- Requests:
**A.** Answer these questions about the Statalist message.
(i) On what date did Statalist move from an email list to a forum?
(ii) Who sent the reply dated Thu, 10 Feb 2011?
(iii) According to the reply, what does -encode- create from a string variable?
**B.** Pull out the portion of the Statalist message from "This is expected" to "in the oldvar.", word for word.

[BEGIN Passage]

Bookmark and Share

Notice: On April 23, 2014, Statalist moved from an email list to a forum, based at statalist.org.


[Date Prev][Date Next][Thread Prev][Thread Next][Date Index][Thread Index]

Re: st: encode results in false match - merge/joinby


From   Eric Booth <[email protected]>
To   "<[email protected]>" <[email protected]>
Subject   Re: st: encode results in false match - merge/joinby
Date   Thu, 10 Feb 2011 21:32:22 +0000

<>

On Feb 10, 2011, at 3:07 PM, joe j wrote:
> I wonder if this strange behavior of encoded variables
> is limited only to 'join' or could it be an issue also in other
> contexts (?). Thanks for any pointers.

This is expected behavior.   -encode- is creating a numeric version of your string variable with value labels equivalent to the strings in the oldvar.

[END Passage]
[BEGIN Recorded information]

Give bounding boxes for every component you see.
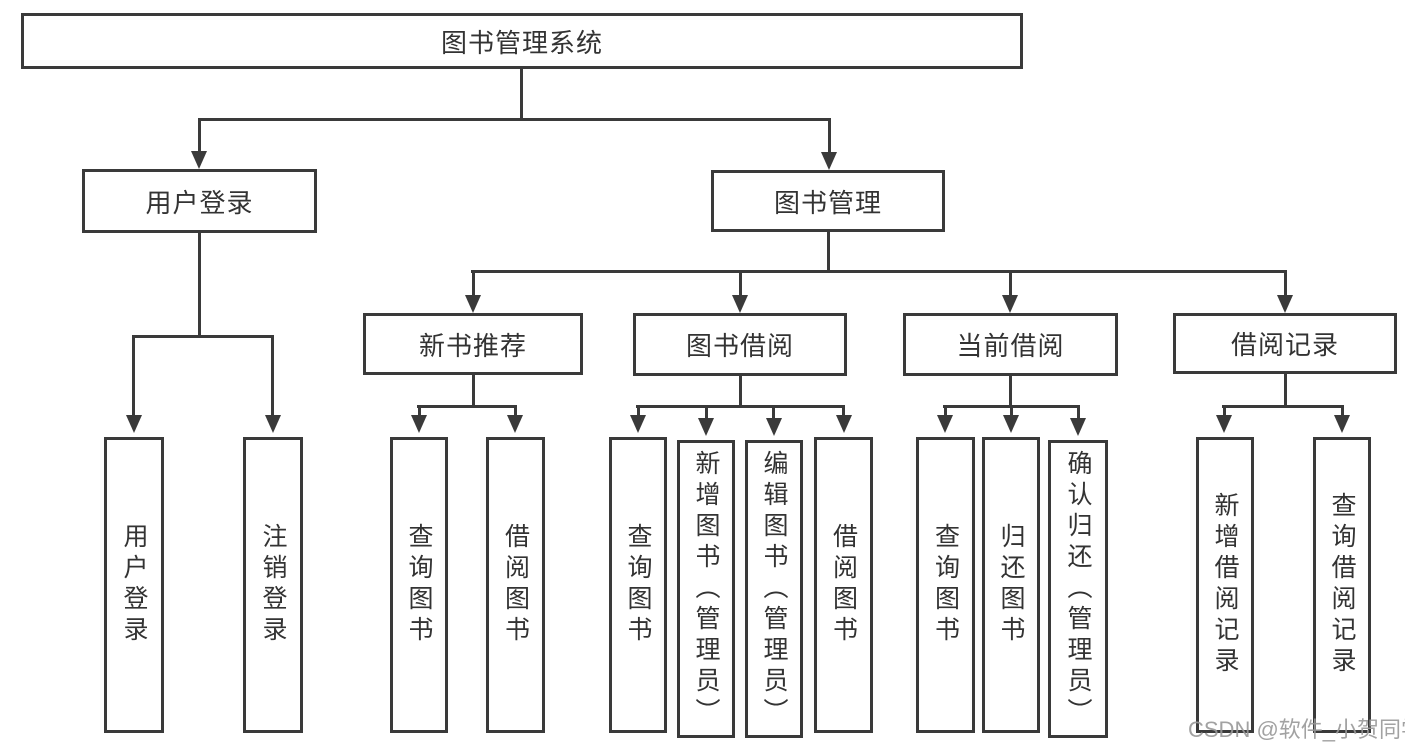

[END Recorded information]

- Responses in order:
**A.**
(i) April 23, 2014
(ii) Eric Booth
(iii) A numeric version of the string variable, with value labels equivalent to the strings in the old variable

**B.**
This is expected behavior.   -encode- is creating a numeric version of your string variable with value labels equivalent to the strings in the oldvar.